● Given exercise
Provide only the number of lines in the listing that contain the string "what".

--- begin ---

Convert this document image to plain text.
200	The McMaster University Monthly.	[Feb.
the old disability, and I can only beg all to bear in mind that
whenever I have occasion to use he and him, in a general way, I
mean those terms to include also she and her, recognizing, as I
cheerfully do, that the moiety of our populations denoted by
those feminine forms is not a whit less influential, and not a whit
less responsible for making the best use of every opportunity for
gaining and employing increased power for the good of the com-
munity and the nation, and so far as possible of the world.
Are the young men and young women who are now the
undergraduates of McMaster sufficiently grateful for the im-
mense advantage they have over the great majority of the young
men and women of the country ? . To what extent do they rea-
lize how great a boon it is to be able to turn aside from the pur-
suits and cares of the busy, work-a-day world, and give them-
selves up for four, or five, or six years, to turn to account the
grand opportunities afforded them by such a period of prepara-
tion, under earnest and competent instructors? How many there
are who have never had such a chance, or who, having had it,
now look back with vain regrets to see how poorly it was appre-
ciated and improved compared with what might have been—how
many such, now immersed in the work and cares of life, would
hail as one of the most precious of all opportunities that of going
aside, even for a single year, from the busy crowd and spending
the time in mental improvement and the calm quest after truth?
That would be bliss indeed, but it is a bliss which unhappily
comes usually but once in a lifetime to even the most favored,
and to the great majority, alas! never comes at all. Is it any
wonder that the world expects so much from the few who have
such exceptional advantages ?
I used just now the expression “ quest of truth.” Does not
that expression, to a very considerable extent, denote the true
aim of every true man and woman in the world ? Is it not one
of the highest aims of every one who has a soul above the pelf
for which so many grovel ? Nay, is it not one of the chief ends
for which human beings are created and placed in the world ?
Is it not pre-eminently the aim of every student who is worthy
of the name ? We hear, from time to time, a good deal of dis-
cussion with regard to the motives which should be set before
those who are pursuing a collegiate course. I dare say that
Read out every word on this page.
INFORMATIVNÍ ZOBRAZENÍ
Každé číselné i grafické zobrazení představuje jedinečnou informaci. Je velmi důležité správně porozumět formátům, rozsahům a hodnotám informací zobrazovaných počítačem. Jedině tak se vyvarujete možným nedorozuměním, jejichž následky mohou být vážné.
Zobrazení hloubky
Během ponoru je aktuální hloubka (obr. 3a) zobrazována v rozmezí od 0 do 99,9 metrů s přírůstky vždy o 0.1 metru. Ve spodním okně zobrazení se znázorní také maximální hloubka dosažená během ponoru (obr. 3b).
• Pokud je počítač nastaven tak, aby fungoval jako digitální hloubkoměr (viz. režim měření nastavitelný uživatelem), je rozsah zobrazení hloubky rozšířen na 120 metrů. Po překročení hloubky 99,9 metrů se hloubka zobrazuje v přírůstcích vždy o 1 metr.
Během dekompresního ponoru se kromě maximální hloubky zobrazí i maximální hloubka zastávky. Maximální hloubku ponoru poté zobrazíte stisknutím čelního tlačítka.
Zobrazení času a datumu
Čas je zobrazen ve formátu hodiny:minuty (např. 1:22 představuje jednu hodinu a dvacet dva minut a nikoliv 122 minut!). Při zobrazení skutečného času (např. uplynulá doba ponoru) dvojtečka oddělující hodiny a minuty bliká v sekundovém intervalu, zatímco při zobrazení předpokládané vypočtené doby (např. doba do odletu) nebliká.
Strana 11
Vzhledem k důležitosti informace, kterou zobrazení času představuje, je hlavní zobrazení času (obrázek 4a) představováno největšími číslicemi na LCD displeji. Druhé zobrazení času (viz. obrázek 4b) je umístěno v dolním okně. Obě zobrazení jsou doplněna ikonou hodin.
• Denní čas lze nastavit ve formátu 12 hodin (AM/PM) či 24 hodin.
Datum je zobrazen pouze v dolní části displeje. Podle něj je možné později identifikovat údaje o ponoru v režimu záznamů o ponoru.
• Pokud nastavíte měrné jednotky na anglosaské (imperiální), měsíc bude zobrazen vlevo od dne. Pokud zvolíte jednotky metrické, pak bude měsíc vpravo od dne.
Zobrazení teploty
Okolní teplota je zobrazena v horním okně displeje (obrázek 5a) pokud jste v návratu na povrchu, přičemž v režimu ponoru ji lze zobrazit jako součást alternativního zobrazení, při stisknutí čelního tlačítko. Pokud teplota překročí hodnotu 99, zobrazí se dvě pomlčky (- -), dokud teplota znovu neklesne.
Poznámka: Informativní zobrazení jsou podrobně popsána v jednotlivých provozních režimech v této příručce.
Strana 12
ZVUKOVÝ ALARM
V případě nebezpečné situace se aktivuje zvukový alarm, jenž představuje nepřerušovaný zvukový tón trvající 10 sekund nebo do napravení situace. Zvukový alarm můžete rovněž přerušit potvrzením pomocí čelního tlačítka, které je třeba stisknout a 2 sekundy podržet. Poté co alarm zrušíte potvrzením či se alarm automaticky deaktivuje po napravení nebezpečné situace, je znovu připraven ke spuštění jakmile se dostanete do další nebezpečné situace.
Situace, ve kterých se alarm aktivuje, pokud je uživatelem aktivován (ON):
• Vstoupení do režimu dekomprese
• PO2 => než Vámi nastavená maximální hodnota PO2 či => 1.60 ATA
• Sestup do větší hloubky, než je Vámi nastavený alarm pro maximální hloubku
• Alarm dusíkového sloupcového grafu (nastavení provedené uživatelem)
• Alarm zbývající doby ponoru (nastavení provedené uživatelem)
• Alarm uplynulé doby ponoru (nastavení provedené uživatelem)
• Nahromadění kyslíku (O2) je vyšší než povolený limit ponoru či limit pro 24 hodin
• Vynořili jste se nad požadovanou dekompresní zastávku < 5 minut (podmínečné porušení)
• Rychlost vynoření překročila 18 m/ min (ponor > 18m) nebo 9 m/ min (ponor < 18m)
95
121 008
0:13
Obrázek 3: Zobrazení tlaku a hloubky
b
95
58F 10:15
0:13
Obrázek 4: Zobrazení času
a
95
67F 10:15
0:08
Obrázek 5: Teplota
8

--- end ---

● Written solution
2